(Structured figure records)
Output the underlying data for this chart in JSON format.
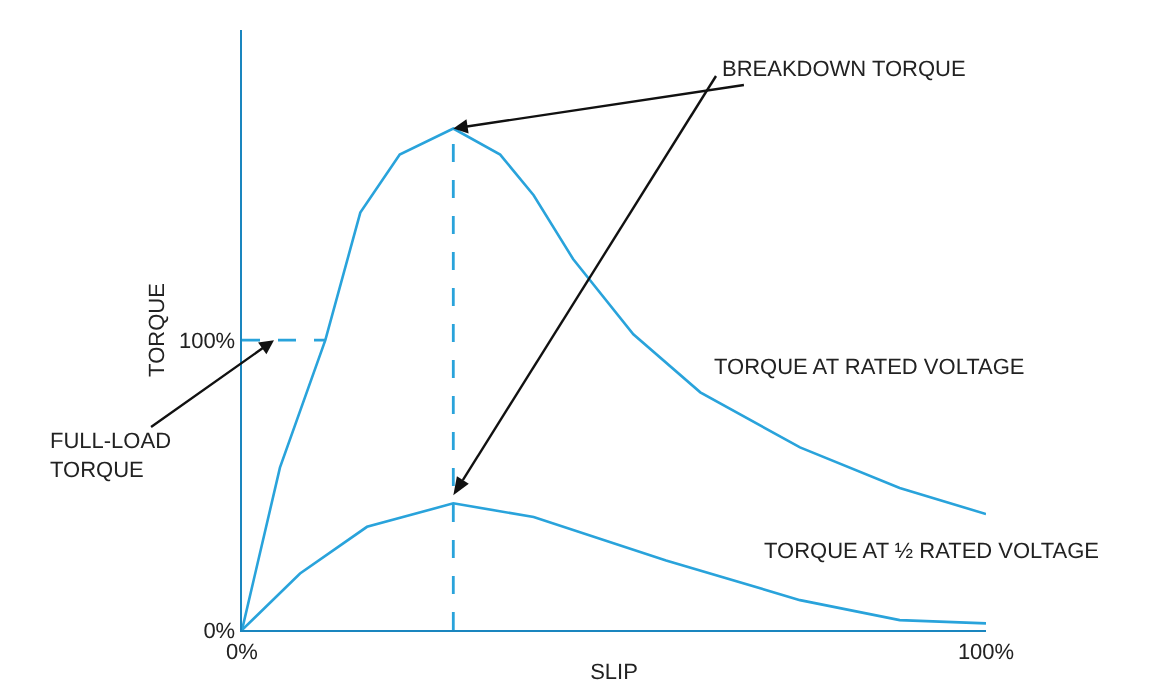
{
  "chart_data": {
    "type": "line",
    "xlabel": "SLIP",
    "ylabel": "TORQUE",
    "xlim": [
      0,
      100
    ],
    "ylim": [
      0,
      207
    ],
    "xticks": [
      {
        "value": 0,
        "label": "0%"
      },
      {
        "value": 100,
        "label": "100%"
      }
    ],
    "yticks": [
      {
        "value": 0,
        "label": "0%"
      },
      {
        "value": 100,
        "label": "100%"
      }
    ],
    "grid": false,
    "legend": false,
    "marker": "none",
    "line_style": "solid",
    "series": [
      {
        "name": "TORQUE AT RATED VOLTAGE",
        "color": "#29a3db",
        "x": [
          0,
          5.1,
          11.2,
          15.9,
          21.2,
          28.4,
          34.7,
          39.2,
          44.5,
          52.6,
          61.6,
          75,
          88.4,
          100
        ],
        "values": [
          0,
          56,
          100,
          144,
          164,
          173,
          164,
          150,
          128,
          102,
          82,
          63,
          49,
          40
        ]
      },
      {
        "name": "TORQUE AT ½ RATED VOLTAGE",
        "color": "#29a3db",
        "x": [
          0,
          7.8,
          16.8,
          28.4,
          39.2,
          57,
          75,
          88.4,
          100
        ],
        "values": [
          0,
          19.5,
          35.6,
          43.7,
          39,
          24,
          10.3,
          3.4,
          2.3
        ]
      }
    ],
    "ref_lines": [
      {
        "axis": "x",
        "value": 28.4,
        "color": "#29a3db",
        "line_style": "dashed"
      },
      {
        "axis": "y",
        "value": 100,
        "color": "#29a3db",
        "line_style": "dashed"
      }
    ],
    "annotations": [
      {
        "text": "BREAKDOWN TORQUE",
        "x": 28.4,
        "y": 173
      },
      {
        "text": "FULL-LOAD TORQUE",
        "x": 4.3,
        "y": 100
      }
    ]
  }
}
---
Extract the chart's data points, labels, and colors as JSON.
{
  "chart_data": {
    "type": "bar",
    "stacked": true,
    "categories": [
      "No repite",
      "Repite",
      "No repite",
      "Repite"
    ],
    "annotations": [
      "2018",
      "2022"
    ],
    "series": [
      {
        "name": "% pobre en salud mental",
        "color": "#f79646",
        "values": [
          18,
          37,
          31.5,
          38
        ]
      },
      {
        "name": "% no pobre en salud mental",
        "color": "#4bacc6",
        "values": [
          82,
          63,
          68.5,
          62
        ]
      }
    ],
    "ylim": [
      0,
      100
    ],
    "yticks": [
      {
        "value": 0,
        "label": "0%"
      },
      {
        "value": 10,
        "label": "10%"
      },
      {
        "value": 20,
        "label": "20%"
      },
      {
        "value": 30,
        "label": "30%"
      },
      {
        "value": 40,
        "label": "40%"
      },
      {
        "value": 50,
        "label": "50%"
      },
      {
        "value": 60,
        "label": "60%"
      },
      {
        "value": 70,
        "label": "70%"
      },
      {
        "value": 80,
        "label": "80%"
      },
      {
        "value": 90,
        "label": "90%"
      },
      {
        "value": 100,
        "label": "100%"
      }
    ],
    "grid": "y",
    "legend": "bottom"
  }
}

EXERCISE DIRECTIONS: Report the number of lines in the entries above that include the word "text" and add nothing to it.

RESULT BELOW: 2